Request :: Copy every line in the records below that contains the word "szögezett".

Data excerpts
=-=-=

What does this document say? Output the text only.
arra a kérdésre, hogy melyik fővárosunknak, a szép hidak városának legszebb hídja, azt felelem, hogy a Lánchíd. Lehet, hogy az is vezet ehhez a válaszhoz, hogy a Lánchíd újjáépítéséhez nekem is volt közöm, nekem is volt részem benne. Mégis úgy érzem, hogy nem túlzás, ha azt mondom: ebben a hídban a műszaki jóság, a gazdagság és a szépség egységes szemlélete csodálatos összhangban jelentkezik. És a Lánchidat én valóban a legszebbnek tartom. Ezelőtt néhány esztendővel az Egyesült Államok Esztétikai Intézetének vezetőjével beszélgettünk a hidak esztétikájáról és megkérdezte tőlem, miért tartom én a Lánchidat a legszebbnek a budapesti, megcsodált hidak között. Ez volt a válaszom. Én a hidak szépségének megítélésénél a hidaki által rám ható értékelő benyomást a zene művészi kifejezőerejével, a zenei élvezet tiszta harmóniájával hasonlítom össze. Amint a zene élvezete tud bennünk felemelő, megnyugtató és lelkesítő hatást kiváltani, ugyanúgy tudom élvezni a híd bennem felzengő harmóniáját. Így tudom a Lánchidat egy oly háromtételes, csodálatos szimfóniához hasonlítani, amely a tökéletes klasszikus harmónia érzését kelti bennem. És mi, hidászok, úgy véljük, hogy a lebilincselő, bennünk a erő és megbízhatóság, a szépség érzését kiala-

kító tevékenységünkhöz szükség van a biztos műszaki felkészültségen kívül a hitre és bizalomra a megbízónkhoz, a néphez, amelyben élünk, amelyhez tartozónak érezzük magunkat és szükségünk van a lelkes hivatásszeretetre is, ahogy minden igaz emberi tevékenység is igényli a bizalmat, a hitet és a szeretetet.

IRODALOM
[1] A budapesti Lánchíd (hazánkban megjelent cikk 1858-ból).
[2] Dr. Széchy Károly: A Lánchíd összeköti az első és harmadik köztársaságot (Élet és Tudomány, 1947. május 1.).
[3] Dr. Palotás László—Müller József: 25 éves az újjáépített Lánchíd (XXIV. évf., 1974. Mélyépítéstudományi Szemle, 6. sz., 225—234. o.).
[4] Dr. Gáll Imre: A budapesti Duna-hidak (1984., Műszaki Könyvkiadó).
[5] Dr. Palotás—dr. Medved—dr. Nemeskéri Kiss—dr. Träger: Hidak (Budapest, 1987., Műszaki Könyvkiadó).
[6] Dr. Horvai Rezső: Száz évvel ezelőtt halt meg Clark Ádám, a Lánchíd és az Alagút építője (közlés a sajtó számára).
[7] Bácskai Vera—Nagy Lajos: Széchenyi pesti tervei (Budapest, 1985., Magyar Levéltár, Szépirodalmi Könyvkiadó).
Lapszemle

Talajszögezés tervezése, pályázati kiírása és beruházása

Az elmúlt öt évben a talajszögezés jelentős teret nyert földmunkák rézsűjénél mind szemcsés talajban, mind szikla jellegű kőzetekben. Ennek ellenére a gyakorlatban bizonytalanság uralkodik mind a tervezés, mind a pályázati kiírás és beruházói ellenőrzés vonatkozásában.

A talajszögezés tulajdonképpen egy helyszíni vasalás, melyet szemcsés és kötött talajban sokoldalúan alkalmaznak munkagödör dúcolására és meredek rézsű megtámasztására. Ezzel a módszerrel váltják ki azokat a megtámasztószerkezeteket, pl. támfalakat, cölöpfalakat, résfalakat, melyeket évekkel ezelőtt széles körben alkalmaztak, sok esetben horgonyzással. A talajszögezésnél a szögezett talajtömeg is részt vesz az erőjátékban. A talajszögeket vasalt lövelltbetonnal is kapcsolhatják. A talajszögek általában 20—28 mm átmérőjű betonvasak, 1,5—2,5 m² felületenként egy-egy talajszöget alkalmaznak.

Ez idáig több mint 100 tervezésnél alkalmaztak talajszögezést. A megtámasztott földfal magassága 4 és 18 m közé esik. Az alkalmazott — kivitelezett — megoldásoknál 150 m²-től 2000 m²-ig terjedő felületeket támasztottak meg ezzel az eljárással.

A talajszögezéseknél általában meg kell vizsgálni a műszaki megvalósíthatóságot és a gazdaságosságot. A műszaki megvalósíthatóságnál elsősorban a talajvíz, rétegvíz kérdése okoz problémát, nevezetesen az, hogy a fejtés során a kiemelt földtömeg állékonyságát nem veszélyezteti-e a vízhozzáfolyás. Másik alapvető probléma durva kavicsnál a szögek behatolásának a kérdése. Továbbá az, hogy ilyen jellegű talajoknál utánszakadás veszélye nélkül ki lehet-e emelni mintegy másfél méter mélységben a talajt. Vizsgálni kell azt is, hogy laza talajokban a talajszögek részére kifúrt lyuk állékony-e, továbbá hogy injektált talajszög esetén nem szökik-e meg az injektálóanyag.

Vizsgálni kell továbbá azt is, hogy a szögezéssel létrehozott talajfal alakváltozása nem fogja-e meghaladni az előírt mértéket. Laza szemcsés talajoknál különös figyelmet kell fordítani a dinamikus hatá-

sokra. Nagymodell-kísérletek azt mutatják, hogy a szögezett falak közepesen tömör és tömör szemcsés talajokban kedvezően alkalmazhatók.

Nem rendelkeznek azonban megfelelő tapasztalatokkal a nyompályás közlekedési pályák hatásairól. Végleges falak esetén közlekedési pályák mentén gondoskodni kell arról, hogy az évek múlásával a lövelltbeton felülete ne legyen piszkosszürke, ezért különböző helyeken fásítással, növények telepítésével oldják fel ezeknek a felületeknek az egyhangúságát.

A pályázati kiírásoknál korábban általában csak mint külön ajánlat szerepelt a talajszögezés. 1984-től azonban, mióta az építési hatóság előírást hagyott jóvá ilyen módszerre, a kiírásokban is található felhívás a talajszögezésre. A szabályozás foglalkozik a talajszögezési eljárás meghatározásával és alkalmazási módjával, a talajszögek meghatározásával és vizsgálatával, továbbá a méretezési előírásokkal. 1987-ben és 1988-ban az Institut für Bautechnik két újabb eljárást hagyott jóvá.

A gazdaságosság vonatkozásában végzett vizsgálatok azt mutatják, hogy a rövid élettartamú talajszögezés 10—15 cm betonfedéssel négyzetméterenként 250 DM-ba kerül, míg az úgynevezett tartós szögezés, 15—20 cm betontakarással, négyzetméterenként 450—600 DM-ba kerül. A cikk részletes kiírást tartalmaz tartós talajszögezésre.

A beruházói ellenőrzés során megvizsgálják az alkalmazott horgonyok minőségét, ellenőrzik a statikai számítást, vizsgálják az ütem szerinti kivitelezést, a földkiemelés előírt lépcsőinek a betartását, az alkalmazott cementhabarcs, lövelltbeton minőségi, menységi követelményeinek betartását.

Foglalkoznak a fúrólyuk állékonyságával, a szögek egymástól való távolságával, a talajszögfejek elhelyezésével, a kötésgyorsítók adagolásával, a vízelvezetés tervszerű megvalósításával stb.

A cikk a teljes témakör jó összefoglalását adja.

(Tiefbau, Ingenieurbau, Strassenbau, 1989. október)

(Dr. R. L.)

=-=-=

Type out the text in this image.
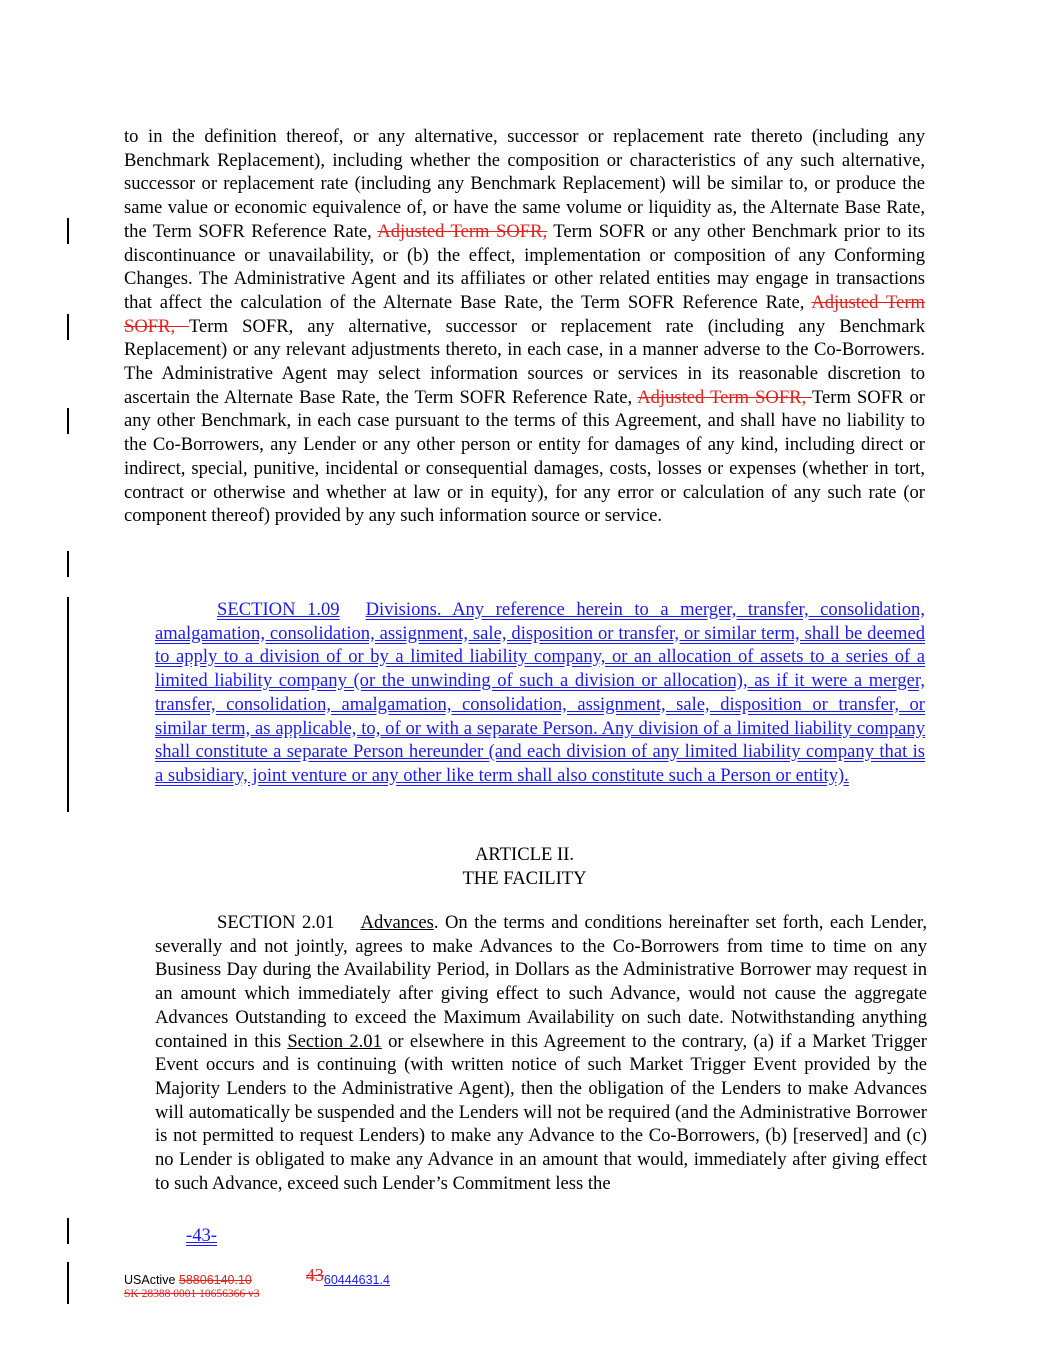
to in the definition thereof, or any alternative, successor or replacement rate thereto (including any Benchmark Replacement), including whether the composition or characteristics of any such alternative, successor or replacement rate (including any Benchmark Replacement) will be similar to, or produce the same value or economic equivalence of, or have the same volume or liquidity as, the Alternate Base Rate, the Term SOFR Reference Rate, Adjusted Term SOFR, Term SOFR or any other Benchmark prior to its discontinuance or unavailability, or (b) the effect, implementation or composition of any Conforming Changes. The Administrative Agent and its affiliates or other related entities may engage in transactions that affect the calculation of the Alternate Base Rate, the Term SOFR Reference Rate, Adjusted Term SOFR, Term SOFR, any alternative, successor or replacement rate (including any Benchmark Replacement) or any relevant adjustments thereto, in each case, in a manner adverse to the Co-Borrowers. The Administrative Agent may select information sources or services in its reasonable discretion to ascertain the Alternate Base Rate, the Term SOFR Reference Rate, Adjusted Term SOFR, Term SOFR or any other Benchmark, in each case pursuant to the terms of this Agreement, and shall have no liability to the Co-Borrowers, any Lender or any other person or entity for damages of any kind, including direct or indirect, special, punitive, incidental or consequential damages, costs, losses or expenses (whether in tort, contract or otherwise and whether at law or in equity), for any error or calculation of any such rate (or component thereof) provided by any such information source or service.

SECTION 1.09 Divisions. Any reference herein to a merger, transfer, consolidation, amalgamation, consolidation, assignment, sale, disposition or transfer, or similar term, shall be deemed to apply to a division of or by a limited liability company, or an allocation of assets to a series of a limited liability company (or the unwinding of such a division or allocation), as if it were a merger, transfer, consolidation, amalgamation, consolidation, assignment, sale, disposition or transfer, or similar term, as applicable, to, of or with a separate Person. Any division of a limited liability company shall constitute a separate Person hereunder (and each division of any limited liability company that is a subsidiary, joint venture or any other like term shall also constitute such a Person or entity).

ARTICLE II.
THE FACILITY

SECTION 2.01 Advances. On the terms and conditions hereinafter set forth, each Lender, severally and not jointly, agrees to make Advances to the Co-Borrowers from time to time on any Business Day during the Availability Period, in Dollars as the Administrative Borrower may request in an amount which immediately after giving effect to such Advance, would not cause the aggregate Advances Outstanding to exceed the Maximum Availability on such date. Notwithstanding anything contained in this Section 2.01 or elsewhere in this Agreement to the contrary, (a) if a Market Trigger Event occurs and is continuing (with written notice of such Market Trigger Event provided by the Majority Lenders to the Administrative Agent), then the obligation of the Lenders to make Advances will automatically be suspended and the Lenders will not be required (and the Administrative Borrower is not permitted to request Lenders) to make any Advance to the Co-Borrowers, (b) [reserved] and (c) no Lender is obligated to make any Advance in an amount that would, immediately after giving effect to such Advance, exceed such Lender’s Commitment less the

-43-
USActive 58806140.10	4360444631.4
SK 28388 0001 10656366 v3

=-=-=

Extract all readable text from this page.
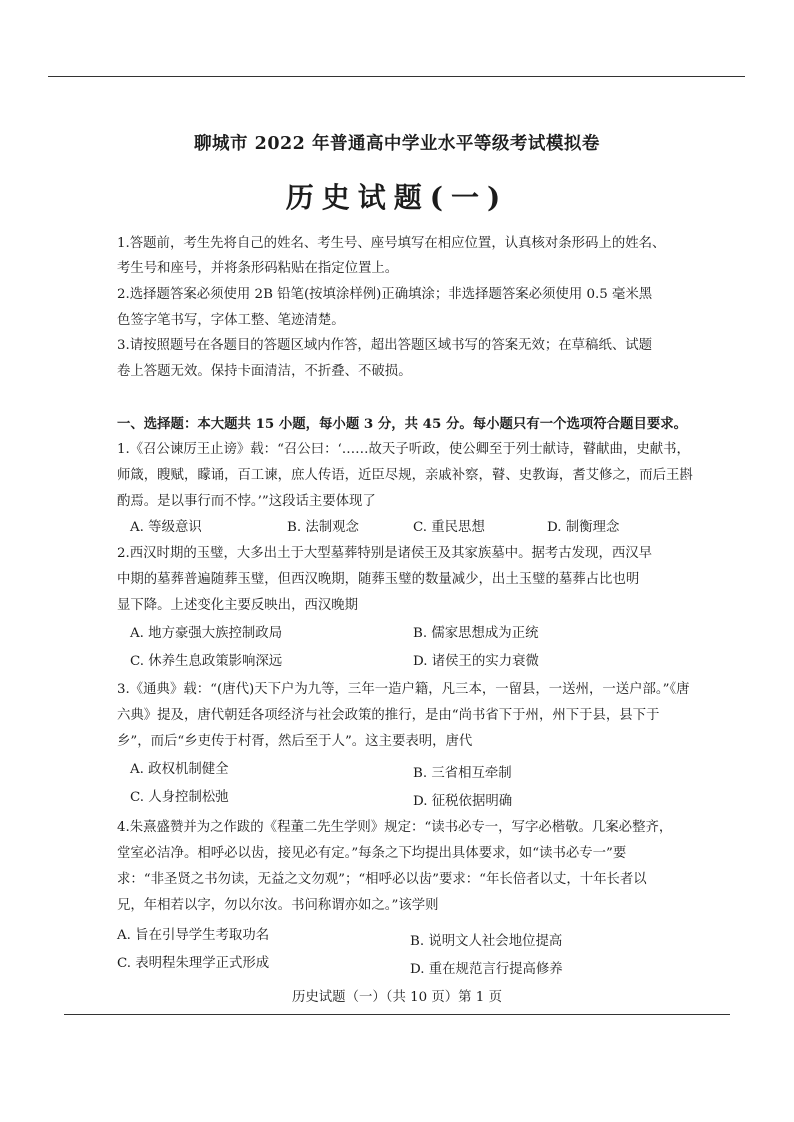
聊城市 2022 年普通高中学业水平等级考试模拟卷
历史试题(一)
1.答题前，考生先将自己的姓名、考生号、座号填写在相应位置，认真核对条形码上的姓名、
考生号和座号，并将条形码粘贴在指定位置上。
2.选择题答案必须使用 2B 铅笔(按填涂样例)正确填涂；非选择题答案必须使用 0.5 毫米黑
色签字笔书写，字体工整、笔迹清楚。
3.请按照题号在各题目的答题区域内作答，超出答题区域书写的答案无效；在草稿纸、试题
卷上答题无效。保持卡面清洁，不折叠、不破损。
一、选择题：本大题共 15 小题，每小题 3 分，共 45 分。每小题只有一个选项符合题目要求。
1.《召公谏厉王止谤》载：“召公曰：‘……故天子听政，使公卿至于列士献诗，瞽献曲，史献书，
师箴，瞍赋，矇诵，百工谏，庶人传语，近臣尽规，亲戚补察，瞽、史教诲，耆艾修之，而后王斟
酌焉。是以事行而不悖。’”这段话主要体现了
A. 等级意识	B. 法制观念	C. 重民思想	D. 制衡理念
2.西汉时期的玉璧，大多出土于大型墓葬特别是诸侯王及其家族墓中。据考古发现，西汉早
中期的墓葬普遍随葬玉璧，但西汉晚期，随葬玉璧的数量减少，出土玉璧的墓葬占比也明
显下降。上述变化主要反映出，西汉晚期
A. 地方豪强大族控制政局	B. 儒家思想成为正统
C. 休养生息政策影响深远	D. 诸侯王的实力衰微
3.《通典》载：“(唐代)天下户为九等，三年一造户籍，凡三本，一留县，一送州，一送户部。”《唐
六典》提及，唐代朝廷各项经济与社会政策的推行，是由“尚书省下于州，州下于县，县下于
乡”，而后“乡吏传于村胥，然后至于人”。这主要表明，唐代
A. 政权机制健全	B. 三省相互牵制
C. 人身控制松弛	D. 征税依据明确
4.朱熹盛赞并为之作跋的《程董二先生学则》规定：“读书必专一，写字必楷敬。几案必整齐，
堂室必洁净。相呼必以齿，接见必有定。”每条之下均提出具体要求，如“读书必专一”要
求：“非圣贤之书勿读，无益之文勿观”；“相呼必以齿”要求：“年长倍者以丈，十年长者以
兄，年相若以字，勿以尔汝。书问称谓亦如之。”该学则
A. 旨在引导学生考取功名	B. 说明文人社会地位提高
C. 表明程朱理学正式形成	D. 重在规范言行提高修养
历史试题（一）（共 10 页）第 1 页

=-=-=

Finished task ::
A talajszögezés tulajdonképpen egy helyszíni vasalás, melyet szemcsés és kötött talajban sokoldalúan alkalmaznak munkagödör dúcolására és meredek rézsű megtámasztására. Ezzel a módszerrel váltják ki azokat a megtámasztószerkezeteket, pl. támfalakat, cölöpfalakat, résfalakat, melyeket évekkel ezelőtt széles körben alkalmaztak, sok esetben horgonyzással. A talajszögezésnél a szögezett talajtömeg is részt vesz az erőjátékban. A talajszögeket vasalt lövelltbetonnal is kapcsolhatják. A talajszögek általában 20—28 mm átmérőjű betonvasak, 1,5—2,5 m² felületenként egy-egy talajszöget alkalmaznak.
sokra. Nagymodell-kísérletek azt mutatják, hogy a szögezett falak közepesen tömör és tömör szemcsés talajokban kedvezően alkalmazhatók.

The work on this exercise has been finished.